(Dataset rows about figures)
+--

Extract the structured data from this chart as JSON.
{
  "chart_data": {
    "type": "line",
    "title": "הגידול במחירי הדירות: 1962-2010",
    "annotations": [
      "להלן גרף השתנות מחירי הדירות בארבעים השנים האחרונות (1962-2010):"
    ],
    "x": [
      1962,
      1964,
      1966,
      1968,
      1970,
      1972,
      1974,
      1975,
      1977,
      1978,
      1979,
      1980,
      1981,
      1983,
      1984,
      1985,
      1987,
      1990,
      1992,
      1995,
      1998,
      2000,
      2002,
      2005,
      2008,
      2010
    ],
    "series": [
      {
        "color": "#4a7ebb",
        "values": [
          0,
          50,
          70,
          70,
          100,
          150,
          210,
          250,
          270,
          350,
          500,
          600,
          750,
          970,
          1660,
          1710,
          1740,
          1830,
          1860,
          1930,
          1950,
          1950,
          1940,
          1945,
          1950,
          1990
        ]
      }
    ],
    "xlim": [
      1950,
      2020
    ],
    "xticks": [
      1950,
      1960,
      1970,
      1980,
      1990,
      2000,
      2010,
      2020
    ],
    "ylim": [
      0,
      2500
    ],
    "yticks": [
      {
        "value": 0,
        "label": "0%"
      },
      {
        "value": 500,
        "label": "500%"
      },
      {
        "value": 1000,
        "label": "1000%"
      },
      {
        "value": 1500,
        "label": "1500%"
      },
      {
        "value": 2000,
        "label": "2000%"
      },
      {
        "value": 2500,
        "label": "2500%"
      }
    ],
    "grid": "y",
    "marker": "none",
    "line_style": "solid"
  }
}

+--

■ EXERCISE AIM:
Sift the material for lines with the string "הדירות". Copy each one found.

■ THE SOLUTION:
    "title": "הגידול במחירי הדירות: 1962-2010",
      "להלן גרף השתנות מחירי הדירות בארבעים השנים האחרונות (1962-2010):"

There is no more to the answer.